■ TASK ■
Every line holding the word "text" counts once. Give the total, nothing more.

##### TASK MATERIAL

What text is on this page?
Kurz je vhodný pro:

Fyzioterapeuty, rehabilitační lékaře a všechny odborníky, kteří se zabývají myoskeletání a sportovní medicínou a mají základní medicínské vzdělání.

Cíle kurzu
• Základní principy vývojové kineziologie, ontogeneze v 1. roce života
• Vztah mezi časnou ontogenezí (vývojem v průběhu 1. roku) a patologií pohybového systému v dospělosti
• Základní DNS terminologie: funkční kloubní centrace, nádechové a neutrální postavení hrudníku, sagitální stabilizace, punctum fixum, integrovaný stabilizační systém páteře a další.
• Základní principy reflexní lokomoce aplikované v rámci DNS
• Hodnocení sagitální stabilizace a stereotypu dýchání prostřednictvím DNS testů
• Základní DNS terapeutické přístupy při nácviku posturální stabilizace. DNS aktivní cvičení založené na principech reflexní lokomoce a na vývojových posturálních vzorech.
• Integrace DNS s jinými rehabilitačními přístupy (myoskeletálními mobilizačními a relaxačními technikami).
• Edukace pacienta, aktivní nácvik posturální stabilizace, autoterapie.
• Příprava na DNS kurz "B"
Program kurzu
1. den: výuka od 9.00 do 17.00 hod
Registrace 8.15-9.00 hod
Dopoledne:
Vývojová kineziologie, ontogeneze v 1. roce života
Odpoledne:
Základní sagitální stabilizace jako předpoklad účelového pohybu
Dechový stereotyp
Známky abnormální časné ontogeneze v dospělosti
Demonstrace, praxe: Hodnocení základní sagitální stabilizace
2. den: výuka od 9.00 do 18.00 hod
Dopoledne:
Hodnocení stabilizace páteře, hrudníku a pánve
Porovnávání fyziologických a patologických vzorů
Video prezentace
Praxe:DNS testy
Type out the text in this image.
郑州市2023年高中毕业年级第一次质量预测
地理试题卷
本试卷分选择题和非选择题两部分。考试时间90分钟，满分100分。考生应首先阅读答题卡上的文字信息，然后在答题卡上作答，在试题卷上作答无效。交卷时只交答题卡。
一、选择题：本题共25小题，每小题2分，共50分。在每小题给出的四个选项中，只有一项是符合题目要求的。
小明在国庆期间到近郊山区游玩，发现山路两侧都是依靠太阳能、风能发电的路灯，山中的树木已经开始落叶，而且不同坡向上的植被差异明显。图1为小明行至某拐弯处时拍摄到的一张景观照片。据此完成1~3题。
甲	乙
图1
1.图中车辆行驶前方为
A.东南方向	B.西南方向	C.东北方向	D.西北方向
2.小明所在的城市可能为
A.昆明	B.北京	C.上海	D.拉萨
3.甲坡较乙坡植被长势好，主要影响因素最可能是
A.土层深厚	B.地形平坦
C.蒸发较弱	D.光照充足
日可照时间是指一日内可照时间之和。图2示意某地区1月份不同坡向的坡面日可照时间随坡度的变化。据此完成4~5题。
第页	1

##########

■ REPLY TO THE TASK ■
2